### DIRECTION
The records are to be restated in their entirety, word for word.

### SUPPLIED ENTRIES

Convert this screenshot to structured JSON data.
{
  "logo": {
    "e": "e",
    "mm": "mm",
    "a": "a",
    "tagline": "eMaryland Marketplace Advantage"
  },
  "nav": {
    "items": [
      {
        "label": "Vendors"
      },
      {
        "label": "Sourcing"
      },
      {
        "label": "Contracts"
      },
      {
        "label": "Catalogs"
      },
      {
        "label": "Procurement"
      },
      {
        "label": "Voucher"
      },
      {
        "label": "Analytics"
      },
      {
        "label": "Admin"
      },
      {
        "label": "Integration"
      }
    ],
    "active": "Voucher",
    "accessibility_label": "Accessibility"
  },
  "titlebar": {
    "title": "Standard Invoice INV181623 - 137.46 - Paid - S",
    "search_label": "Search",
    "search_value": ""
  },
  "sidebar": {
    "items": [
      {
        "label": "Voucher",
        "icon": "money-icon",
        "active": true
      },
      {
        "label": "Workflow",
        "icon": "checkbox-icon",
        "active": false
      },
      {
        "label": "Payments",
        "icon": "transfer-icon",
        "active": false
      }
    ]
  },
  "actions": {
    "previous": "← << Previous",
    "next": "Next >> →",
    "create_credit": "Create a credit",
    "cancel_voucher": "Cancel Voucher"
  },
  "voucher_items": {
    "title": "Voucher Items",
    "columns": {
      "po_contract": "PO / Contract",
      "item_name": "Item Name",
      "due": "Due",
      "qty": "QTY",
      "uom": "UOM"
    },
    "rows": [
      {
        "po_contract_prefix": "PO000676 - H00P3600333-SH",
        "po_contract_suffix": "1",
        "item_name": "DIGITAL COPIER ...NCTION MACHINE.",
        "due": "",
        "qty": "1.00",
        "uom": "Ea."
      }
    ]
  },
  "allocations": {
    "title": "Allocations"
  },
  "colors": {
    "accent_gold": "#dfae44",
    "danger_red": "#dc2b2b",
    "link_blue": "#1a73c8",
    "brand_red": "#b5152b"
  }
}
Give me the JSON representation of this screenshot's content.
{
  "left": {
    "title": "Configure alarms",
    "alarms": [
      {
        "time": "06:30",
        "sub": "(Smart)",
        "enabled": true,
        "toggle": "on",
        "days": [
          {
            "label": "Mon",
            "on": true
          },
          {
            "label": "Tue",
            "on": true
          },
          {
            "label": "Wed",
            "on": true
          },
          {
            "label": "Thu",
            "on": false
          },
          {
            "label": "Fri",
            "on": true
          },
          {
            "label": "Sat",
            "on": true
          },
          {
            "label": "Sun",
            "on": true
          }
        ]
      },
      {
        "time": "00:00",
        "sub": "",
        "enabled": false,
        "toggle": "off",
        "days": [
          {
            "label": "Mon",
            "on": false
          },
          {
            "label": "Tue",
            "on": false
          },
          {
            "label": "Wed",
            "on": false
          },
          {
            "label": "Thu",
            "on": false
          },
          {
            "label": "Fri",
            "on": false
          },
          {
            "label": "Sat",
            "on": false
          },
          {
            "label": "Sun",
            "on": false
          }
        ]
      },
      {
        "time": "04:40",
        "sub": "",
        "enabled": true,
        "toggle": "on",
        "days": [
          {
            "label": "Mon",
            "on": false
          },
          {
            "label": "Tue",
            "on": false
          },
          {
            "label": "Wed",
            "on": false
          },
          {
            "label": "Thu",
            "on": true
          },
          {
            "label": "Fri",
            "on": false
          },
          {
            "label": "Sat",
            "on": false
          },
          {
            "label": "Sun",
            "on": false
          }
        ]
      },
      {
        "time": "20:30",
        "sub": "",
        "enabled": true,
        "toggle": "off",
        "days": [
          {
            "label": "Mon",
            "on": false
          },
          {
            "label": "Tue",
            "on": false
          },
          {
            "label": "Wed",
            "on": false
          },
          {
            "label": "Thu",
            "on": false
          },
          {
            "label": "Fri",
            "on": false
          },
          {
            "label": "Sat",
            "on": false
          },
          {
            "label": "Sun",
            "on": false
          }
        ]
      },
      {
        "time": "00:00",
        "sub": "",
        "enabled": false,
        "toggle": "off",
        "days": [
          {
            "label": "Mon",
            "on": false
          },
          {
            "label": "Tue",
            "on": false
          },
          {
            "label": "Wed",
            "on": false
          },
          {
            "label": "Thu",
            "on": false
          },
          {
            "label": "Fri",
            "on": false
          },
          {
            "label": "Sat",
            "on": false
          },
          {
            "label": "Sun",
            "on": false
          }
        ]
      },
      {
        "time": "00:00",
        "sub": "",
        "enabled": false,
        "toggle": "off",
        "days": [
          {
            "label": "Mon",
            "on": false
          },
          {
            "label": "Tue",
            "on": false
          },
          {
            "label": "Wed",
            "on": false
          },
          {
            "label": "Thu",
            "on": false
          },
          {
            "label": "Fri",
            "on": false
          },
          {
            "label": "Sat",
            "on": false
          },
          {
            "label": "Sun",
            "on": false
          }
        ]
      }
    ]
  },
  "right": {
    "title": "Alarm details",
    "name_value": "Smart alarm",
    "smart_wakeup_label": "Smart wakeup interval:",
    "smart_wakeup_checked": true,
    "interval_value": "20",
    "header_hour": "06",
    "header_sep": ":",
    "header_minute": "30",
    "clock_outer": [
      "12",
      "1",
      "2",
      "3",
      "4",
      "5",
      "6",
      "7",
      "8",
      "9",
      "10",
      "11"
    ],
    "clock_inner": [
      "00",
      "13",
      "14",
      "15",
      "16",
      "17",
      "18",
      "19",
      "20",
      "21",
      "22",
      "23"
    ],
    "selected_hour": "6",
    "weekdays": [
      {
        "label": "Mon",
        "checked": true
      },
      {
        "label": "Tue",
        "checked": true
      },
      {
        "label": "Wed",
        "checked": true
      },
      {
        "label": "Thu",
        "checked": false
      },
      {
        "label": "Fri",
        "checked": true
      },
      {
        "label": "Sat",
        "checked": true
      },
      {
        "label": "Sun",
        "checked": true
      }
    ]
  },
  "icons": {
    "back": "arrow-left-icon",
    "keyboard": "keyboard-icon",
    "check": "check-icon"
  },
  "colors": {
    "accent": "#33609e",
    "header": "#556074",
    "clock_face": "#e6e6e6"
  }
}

### RESULT OF THE EXERCISE
Convert this screenshot to structured JSON data.
{
  "logo": {
    "e": "e",
    "mm": "mm",
    "a": "a",
    "tagline": "eMaryland Marketplace Advantage"
  },
  "nav": {
    "items": [
      {
        "label": "Vendors"
      },
      {
        "label": "Sourcing"
      },
      {
        "label": "Contracts"
      },
      {
        "label": "Catalogs"
      },
      {
        "label": "Procurement"
      },
      {
        "label": "Voucher"
      },
      {
        "label": "Analytics"
      },
      {
        "label": "Admin"
      },
      {
        "label": "Integration"
      }
    ],
    "active": "Voucher",
    "accessibility_label": "Accessibility"
  },
  "titlebar": {
    "title": "Standard Invoice INV181623 - 137.46 - Paid - S",
    "search_label": "Search",
    "search_value": ""
  },
  "sidebar": {
    "items": [
      {
        "label": "Voucher",
        "icon": "money-icon",
        "active": true
      },
      {
        "label": "Workflow",
        "icon": "checkbox-icon",
        "active": false
      },
      {
        "label": "Payments",
        "icon": "transfer-icon",
        "active": false
      }
    ]
  },
  "actions": {
    "previous": "← << Previous",
    "next": "Next >> →",
    "create_credit": "Create a credit",
    "cancel_voucher": "Cancel Voucher"
  },
  "voucher_items": {
    "title": "Voucher Items",
    "columns": {
      "po_contract": "PO / Contract",
      "item_name": "Item Name",
      "due": "Due",
      "qty": "QTY",
      "uom": "UOM"
    },
    "rows": [
      {
        "po_contract_prefix": "PO000676 - H00P3600333-SH",
        "po_contract_suffix": "1",
        "item_name": "DIGITAL COPIER ...NCTION MACHINE.",
        "due": "",
        "qty": "1.00",
        "uom": "Ea."
      }
    ]
  },
  "allocations": {
    "title": "Allocations"
  },
  "colors": {
    "accent_gold": "#dfae44",
    "danger_red": "#dc2b2b",
    "link_blue": "#1a73c8",
    "brand_red": "#b5152b"
  }
}
Give me the JSON representation of this screenshot's content.
{
  "left": {
    "title": "Configure alarms",
    "alarms": [
      {
        "time": "06:30",
        "sub": "(Smart)",
        "enabled": true,
        "toggle": "on",
        "days": [
          {
            "label": "Mon",
            "on": true
          },
          {
            "label": "Tue",
            "on": true
          },
          {
            "label": "Wed",
            "on": true
          },
          {
            "label": "Thu",
            "on": false
          },
          {
            "label": "Fri",
            "on": true
          },
          {
            "label": "Sat",
            "on": true
          },
          {
            "label": "Sun",
            "on": true
          }
        ]
      },
      {
        "time": "00:00",
        "sub": "",
        "enabled": false,
        "toggle": "off",
        "days": [
          {
            "label": "Mon",
            "on": false
          },
          {
            "label": "Tue",
            "on": false
          },
          {
            "label": "Wed",
            "on": false
          },
          {
            "label": "Thu",
            "on": false
          },
          {
            "label": "Fri",
            "on": false
          },
          {
            "label": "Sat",
            "on": false
          },
          {
            "label": "Sun",
            "on": false
          }
        ]
      },
      {
        "time": "04:40",
        "sub": "",
        "enabled": true,
        "toggle": "on",
        "days": [
          {
            "label": "Mon",
            "on": false
          },
          {
            "label": "Tue",
            "on": false
          },
          {
            "label": "Wed",
            "on": false
          },
          {
            "label": "Thu",
            "on": true
          },
          {
            "label": "Fri",
            "on": false
          },
          {
            "label": "Sat",
            "on": false
          },
          {
            "label": "Sun",
            "on": false
          }
        ]
      },
      {
        "time": "20:30",
        "sub": "",
        "enabled": true,
        "toggle": "off",
        "days": [
          {
            "label": "Mon",
            "on": false
          },
          {
            "label": "Tue",
            "on": false
          },
          {
            "label": "Wed",
            "on": false
          },
          {
            "label": "Thu",
            "on": false
          },
          {
            "label": "Fri",
            "on": false
          },
          {
            "label": "Sat",
            "on": false
          },
          {
            "label": "Sun",
            "on": false
          }
        ]
      },
      {
        "time": "00:00",
        "sub": "",
        "enabled": false,
        "toggle": "off",
        "days": [
          {
            "label": "Mon",
            "on": false
          },
          {
            "label": "Tue",
            "on": false
          },
          {
            "label": "Wed",
            "on": false
          },
          {
            "label": "Thu",
            "on": false
          },
          {
            "label": "Fri",
            "on": false
          },
          {
            "label": "Sat",
            "on": false
          },
          {
            "label": "Sun",
            "on": false
          }
        ]
      },
      {
        "time": "00:00",
        "sub": "",
        "enabled": false,
        "toggle": "off",
        "days": [
          {
            "label": "Mon",
            "on": false
          },
          {
            "label": "Tue",
            "on": false
          },
          {
            "label": "Wed",
            "on": false
          },
          {
            "label": "Thu",
            "on": false
          },
          {
            "label": "Fri",
            "on": false
          },
          {
            "label": "Sat",
            "on": false
          },
          {
            "label": "Sun",
            "on": false
          }
        ]
      }
    ]
  },
  "right": {
    "title": "Alarm details",
    "name_value": "Smart alarm",
    "smart_wakeup_label": "Smart wakeup interval:",
    "smart_wakeup_checked": true,
    "interval_value": "20",
    "header_hour": "06",
    "header_sep": ":",
    "header_minute": "30",
    "clock_outer": [
      "12",
      "1",
      "2",
      "3",
      "4",
      "5",
      "6",
      "7",
      "8",
      "9",
      "10",
      "11"
    ],
    "clock_inner": [
      "00",
      "13",
      "14",
      "15",
      "16",
      "17",
      "18",
      "19",
      "20",
      "21",
      "22",
      "23"
    ],
    "selected_hour": "6",
    "weekdays": [
      {
        "label": "Mon",
        "checked": true
      },
      {
        "label": "Tue",
        "checked": true
      },
      {
        "label": "Wed",
        "checked": true
      },
      {
        "label": "Thu",
        "checked": false
      },
      {
        "label": "Fri",
        "checked": true
      },
      {
        "label": "Sat",
        "checked": true
      },
      {
        "label": "Sun",
        "checked": true
      }
    ]
  },
  "icons": {
    "back": "arrow-left-icon",
    "keyboard": "keyboard-icon",
    "check": "check-icon"
  },
  "colors": {
    "accent": "#33609e",
    "header": "#556074",
    "clock_face": "#e6e6e6"
  }
}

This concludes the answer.